[Data items]
---

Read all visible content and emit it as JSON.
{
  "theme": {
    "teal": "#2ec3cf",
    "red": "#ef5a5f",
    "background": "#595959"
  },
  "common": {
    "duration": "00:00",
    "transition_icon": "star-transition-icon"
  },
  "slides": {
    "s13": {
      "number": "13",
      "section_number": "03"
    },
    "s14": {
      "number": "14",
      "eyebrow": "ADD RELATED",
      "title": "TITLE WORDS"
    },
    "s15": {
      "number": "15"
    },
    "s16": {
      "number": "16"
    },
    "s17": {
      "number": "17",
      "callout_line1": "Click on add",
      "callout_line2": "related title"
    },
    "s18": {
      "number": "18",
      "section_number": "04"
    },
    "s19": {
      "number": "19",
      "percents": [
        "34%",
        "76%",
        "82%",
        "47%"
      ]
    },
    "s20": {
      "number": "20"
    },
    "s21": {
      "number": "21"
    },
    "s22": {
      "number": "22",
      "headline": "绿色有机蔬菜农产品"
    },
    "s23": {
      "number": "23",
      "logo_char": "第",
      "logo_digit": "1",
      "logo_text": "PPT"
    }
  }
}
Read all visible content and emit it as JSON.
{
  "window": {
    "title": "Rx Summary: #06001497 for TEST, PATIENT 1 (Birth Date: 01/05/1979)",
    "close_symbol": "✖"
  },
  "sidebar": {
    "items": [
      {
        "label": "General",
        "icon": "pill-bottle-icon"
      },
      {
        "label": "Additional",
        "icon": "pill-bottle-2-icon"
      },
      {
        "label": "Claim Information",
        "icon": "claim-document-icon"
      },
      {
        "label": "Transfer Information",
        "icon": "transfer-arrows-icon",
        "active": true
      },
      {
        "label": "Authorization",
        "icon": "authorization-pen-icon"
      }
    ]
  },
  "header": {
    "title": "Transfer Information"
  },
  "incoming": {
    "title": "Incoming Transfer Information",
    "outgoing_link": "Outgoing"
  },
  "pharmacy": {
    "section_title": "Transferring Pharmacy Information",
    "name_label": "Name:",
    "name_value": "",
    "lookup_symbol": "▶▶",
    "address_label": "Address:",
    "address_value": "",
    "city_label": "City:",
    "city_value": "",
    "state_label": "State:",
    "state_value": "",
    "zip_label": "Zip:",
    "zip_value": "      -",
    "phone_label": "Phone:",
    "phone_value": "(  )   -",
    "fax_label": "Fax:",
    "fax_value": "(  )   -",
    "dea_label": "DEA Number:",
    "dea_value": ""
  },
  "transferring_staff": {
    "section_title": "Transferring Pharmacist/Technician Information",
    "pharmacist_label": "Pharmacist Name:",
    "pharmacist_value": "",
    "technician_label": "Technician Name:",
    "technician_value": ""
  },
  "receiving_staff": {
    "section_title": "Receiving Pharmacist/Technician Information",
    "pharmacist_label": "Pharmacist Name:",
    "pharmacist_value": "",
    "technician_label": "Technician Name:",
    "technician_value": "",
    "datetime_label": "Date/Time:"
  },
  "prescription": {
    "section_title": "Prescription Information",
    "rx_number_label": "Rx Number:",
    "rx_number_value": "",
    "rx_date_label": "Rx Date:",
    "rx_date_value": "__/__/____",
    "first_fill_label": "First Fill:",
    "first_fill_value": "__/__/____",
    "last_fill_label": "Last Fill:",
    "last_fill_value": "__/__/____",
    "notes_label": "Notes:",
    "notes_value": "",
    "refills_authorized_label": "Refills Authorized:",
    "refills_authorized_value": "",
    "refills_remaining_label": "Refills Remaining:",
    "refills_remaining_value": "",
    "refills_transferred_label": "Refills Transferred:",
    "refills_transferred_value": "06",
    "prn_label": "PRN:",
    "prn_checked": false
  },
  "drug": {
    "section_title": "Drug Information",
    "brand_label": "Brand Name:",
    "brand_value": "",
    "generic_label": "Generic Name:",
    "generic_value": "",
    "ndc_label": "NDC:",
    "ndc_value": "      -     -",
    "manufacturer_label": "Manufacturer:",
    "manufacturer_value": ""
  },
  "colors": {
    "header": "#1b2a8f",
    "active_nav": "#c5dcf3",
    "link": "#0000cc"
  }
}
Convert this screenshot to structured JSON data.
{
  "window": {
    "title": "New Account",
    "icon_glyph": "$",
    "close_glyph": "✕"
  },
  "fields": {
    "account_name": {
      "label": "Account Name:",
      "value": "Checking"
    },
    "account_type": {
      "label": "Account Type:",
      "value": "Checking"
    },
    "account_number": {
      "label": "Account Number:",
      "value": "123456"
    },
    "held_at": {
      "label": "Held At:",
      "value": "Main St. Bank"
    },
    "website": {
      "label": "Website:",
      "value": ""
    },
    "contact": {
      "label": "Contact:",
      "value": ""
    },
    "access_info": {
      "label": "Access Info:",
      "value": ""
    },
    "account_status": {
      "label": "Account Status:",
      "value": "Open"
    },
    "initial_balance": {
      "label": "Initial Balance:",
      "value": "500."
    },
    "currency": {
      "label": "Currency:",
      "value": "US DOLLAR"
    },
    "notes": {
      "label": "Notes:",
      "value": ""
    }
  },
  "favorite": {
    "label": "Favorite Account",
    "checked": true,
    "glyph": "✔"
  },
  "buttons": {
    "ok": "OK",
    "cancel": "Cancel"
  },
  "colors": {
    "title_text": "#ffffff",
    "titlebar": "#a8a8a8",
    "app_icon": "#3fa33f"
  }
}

---

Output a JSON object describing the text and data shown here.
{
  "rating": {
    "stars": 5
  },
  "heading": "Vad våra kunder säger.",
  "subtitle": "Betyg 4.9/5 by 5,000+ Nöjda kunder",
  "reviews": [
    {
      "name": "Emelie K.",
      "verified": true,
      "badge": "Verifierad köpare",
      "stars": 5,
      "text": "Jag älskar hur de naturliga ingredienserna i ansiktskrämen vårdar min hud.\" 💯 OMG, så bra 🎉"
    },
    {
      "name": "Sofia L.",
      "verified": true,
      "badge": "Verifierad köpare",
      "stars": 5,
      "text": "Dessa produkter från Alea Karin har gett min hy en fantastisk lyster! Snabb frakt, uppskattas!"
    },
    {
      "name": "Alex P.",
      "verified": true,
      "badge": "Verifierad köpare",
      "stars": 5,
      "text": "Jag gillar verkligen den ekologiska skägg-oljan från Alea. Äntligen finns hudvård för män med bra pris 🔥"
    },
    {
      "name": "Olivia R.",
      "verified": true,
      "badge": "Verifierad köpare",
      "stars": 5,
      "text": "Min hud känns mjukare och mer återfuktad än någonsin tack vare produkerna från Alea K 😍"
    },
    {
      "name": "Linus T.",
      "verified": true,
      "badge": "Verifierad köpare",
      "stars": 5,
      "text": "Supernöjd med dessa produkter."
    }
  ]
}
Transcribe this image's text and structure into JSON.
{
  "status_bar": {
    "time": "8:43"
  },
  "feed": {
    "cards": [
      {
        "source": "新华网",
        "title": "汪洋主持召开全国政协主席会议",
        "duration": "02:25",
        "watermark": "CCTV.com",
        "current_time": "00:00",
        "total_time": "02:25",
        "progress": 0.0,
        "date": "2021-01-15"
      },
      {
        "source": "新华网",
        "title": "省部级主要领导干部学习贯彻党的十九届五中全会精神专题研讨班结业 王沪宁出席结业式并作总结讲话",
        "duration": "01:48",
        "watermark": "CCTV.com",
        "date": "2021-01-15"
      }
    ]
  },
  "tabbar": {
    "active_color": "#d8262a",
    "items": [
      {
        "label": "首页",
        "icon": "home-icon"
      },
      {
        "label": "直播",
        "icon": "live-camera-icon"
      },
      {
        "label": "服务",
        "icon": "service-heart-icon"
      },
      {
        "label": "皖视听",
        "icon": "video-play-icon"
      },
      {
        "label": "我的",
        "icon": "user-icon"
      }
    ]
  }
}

---

# TASK TO COMPLETE
Extract all lines that hold the word "Information".

# RESPONSE FOR THIS EXERCISE
        "label": "Claim Information",
        "label": "Transfer Information",
    "title": "Transfer Information"
    "title": "Incoming Transfer Information",
    "section_title": "Transferring Pharmacy Information",
    "section_title": "Transferring Pharmacist/Technician Information",
    "section_title": "Receiving Pharmacist/Technician Information",
    "section_title": "Prescription Information",
    "section_title": "Drug Information",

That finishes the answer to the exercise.